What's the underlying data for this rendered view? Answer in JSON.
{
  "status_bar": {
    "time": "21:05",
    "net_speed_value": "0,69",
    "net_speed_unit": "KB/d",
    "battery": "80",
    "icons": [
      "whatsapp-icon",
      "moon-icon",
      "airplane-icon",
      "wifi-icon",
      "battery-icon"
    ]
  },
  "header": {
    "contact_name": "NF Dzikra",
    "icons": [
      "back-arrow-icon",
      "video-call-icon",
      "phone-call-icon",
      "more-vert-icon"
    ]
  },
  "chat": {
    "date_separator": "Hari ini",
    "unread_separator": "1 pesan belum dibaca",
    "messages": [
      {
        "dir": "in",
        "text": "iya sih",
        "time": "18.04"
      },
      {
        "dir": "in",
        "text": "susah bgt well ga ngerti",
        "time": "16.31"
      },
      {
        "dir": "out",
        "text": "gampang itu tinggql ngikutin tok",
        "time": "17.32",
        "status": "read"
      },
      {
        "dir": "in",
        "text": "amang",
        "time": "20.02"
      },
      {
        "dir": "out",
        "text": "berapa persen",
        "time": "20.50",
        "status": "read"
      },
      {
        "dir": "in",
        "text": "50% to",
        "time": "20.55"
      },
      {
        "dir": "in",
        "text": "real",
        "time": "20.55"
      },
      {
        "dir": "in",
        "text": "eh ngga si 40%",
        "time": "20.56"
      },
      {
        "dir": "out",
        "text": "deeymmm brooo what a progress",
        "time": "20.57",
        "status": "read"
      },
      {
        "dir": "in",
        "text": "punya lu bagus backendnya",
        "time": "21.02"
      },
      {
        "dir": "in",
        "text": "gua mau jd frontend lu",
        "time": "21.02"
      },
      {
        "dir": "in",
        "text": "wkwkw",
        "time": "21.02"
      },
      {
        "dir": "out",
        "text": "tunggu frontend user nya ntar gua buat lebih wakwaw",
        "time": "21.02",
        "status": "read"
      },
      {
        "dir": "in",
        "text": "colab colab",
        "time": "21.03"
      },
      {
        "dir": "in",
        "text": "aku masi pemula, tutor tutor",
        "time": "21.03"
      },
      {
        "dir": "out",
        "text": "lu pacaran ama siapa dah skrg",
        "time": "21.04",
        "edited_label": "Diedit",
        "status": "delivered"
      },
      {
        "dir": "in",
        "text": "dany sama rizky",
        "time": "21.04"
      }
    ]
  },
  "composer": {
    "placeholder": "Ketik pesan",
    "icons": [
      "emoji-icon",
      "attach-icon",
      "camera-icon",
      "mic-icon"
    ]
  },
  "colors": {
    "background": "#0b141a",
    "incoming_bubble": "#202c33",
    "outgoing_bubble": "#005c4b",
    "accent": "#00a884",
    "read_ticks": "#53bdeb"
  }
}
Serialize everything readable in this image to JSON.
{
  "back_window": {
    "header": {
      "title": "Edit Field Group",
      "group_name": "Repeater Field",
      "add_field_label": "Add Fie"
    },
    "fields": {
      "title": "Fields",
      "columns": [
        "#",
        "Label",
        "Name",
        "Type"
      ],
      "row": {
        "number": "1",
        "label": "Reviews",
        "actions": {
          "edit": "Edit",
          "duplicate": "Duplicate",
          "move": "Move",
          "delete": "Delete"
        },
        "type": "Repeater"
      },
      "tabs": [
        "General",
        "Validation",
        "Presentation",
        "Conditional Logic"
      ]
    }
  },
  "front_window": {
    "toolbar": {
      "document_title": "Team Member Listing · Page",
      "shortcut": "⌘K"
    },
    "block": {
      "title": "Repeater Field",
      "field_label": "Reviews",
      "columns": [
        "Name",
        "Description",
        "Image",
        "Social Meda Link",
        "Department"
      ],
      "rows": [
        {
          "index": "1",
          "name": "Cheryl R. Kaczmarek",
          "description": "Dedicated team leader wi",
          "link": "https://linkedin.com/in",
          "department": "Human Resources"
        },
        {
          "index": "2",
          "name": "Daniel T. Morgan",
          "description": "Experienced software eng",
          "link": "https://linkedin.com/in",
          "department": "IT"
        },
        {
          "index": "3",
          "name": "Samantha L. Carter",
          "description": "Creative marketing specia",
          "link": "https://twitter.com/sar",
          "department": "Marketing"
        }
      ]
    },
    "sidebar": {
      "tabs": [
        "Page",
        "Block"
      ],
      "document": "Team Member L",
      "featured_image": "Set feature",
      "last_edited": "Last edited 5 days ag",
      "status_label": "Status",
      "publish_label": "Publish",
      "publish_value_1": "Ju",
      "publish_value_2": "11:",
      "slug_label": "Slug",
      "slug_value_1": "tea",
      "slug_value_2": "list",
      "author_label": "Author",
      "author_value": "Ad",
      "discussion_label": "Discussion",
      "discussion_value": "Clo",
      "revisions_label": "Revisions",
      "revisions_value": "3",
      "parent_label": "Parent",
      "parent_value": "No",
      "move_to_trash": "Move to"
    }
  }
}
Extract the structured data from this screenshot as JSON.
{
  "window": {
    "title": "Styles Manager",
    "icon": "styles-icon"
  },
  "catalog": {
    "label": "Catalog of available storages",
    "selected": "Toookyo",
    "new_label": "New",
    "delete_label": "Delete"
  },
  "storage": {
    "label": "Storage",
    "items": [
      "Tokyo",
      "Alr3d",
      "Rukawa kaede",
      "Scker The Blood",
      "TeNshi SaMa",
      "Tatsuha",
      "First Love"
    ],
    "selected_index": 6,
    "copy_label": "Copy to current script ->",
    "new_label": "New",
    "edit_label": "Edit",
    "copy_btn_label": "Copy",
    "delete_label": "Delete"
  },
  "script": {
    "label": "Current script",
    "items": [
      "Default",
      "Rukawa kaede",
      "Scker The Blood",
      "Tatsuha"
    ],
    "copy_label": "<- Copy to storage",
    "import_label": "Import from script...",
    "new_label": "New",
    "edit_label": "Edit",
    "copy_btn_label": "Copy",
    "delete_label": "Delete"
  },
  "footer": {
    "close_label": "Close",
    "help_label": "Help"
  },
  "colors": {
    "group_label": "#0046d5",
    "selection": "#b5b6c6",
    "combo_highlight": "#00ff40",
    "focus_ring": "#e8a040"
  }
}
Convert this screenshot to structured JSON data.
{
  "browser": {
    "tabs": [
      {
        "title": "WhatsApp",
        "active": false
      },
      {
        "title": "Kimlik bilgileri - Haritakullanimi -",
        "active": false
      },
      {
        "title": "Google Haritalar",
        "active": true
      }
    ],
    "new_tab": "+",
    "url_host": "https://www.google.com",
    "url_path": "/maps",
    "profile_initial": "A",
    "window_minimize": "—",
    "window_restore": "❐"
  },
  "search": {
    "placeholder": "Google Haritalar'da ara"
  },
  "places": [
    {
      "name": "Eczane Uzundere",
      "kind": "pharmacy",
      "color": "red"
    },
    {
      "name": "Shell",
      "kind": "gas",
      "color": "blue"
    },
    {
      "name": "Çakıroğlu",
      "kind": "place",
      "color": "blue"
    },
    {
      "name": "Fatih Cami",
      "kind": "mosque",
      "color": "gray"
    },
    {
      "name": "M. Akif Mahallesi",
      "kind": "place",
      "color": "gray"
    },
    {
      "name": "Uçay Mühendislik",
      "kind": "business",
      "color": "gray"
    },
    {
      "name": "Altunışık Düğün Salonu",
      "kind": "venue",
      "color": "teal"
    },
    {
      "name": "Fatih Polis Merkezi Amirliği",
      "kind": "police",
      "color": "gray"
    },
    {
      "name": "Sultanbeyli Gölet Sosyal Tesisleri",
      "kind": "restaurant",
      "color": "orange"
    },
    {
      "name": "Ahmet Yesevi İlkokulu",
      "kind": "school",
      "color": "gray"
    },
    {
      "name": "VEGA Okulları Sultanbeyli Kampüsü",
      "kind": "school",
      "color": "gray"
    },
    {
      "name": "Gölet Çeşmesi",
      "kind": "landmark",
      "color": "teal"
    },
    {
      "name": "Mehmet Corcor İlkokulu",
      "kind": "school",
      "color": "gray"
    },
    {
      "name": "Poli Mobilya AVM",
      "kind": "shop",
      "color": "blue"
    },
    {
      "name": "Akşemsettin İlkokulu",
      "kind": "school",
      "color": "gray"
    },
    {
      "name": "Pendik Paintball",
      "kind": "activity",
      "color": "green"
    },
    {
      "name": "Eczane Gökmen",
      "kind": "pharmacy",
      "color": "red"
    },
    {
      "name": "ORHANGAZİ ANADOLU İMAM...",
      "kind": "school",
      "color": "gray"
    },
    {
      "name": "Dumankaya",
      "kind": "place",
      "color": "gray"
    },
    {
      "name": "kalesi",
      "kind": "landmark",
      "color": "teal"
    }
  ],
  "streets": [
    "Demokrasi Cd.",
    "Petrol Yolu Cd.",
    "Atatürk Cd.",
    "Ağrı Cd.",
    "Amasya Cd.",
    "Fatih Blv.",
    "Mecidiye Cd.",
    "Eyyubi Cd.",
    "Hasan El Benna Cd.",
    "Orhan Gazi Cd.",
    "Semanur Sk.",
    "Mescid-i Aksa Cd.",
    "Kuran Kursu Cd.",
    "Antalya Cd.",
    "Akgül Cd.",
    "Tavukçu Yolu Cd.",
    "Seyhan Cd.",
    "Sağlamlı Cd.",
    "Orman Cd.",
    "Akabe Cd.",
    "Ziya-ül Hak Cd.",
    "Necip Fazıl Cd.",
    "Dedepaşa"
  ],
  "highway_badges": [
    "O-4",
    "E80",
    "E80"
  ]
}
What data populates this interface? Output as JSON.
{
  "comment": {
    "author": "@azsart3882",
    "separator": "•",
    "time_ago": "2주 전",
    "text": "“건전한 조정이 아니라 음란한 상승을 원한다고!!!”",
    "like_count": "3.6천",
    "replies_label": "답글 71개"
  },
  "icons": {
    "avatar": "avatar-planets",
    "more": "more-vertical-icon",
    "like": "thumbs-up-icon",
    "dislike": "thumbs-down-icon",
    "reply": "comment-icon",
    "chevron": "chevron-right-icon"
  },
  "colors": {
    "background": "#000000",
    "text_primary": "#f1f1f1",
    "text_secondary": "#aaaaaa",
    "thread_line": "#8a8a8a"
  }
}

++++++++++++++++++++

## WORK TO BE COMPLETED:
Gather all lines with the string "İlkokulu" from the data.

## FINISHED ANSWER:
      "name": "Ahmet Yesevi İlkokulu",
      "name": "Mehmet Corcor İlkokulu",
      "name": "Akşemsettin İlkokulu",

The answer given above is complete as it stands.